Stored entries

START

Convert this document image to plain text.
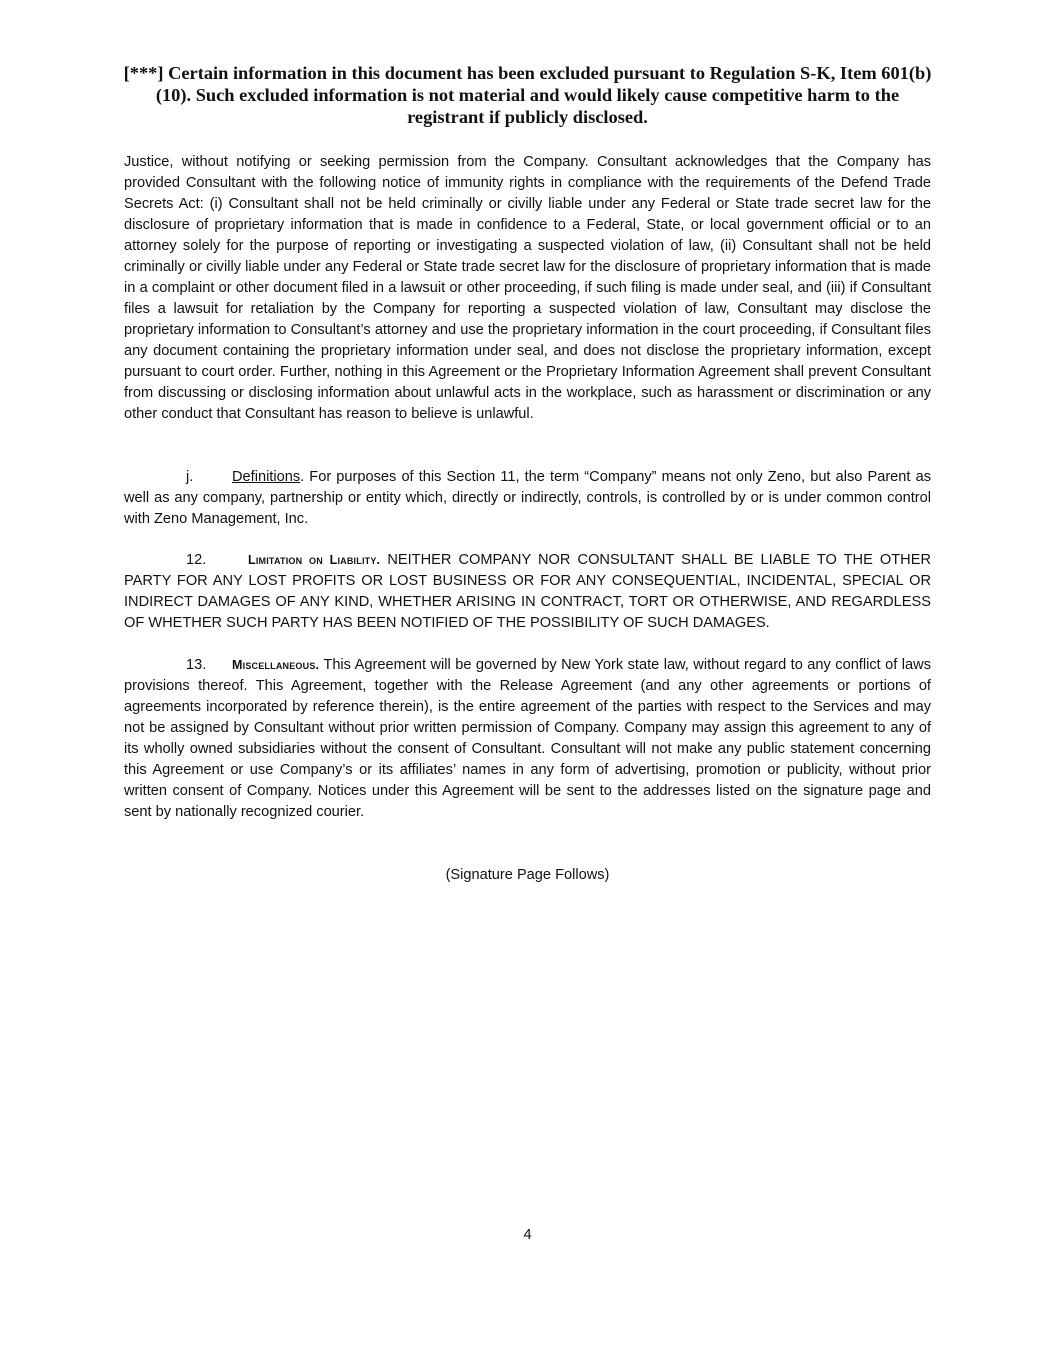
[***] Certain information in this document has been excluded pursuant to Regulation S-K, Item 601(b)(10). Such excluded information is not material and would likely cause competitive harm to the registrant if publicly disclosed.

Justice, without notifying or seeking permission from the Company. Consultant acknowledges that the Company has provided Consultant with the following notice of immunity rights in compliance with the requirements of the Defend Trade Secrets Act: (i) Consultant shall not be held criminally or civilly liable under any Federal or State trade secret law for the disclosure of proprietary information that is made in confidence to a Federal, State, or local government official or to an attorney solely for the purpose of reporting or investigating a suspected violation of law, (ii) Consultant shall not be held criminally or civilly liable under any Federal or State trade secret law for the disclosure of proprietary information that is made in a complaint or other document filed in a lawsuit or other proceeding, if such filing is made under seal, and (iii) if Consultant files a lawsuit for retaliation by the Company for reporting a suspected violation of law, Consultant may disclose the proprietary information to Consultant’s attorney and use the proprietary information in the court proceeding, if Consultant files any document containing the proprietary information under seal, and does not disclose the proprietary information, except pursuant to court order. Further, nothing in this Agreement or the Proprietary Information Agreement shall prevent Consultant from discussing or disclosing information about unlawful acts in the workplace, such as harassment or discrimination or any other conduct that Consultant has reason to believe is unlawful.

j.	Definitions. For purposes of this Section 11, the term “Company” means not only Zeno, but also Parent as well as any company, partnership or entity which, directly or indirectly, controls, is controlled by or is under common control with Zeno Management, Inc.

12.	Limitation on Liability. NEITHER COMPANY NOR CONSULTANT SHALL BE LIABLE TO THE OTHER PARTY FOR ANY LOST PROFITS OR LOST BUSINESS OR FOR ANY CONSEQUENTIAL, INCIDENTAL, SPECIAL OR INDIRECT DAMAGES OF ANY KIND, WHETHER ARISING IN CONTRACT, TORT OR OTHERWISE, AND REGARDLESS OF WHETHER SUCH PARTY HAS BEEN NOTIFIED OF THE POSSIBILITY OF SUCH DAMAGES.

13. Miscellaneous. This Agreement will be governed by New York state law, without regard to any conflict of laws provisions thereof. This Agreement, together with the Release Agreement (and any other agreements or portions of agreements incorporated by reference therein), is the entire agreement of the parties with respect to the Services and may not be assigned by Consultant without prior written permission of Company. Company may assign this agreement to any of its wholly owned subsidiaries without the consent of Consultant. Consultant will not make any public statement concerning this Agreement or use Company’s or its affiliates’ names in any form of advertising, promotion or publicity, without prior written consent of Company. Notices under this Agreement will be sent to the addresses listed on the signature page and sent by nationally recognized courier.

(Signature Page Follows)
4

END

(DIRECTIVE):
Write the full listing out again with every line unchanged, but include no pictures.

(SOLUTION TO THIS PROBLEM):
Convert this document image to plain text.
[***] Certain information in this document has been excluded pursuant to Regulation S-K, Item 601(b)(10). Such excluded information is not material and would likely cause competitive harm to the registrant if publicly disclosed.

Justice, without notifying or seeking permission from the Company. Consultant acknowledges that the Company has provided Consultant with the following notice of immunity rights in compliance with the requirements of the Defend Trade Secrets Act: (i) Consultant shall not be held criminally or civilly liable under any Federal or State trade secret law for the disclosure of proprietary information that is made in confidence to a Federal, State, or local government official or to an attorney solely for the purpose of reporting or investigating a suspected violation of law, (ii) Consultant shall not be held criminally or civilly liable under any Federal or State trade secret law for the disclosure of proprietary information that is made in a complaint or other document filed in a lawsuit or other proceeding, if such filing is made under seal, and (iii) if Consultant files a lawsuit for retaliation by the Company for reporting a suspected violation of law, Consultant may disclose the proprietary information to Consultant’s attorney and use the proprietary information in the court proceeding, if Consultant files any document containing the proprietary information under seal, and does not disclose the proprietary information, except pursuant to court order. Further, nothing in this Agreement or the Proprietary Information Agreement shall prevent Consultant from discussing or disclosing information about unlawful acts in the workplace, such as harassment or discrimination or any other conduct that Consultant has reason to believe is unlawful.

j.	Definitions. For purposes of this Section 11, the term “Company” means not only Zeno, but also Parent as well as any company, partnership or entity which, directly or indirectly, controls, is controlled by or is under common control with Zeno Management, Inc.

12.	Limitation on Liability. NEITHER COMPANY NOR CONSULTANT SHALL BE LIABLE TO THE OTHER PARTY FOR ANY LOST PROFITS OR LOST BUSINESS OR FOR ANY CONSEQUENTIAL, INCIDENTAL, SPECIAL OR INDIRECT DAMAGES OF ANY KIND, WHETHER ARISING IN CONTRACT, TORT OR OTHERWISE, AND REGARDLESS OF WHETHER SUCH PARTY HAS BEEN NOTIFIED OF THE POSSIBILITY OF SUCH DAMAGES.

13. Miscellaneous. This Agreement will be governed by New York state law, without regard to any conflict of laws provisions thereof. This Agreement, together with the Release Agreement (and any other agreements or portions of agreements incorporated by reference therein), is the entire agreement of the parties with respect to the Services and may not be assigned by Consultant without prior written permission of Company. Company may assign this agreement to any of its wholly owned subsidiaries without the consent of Consultant. Consultant will not make any public statement concerning this Agreement or use Company’s or its affiliates’ names in any form of advertising, promotion or publicity, without prior written consent of Company. Notices under this Agreement will be sent to the addresses listed on the signature page and sent by nationally recognized courier.

(Signature Page Follows)
4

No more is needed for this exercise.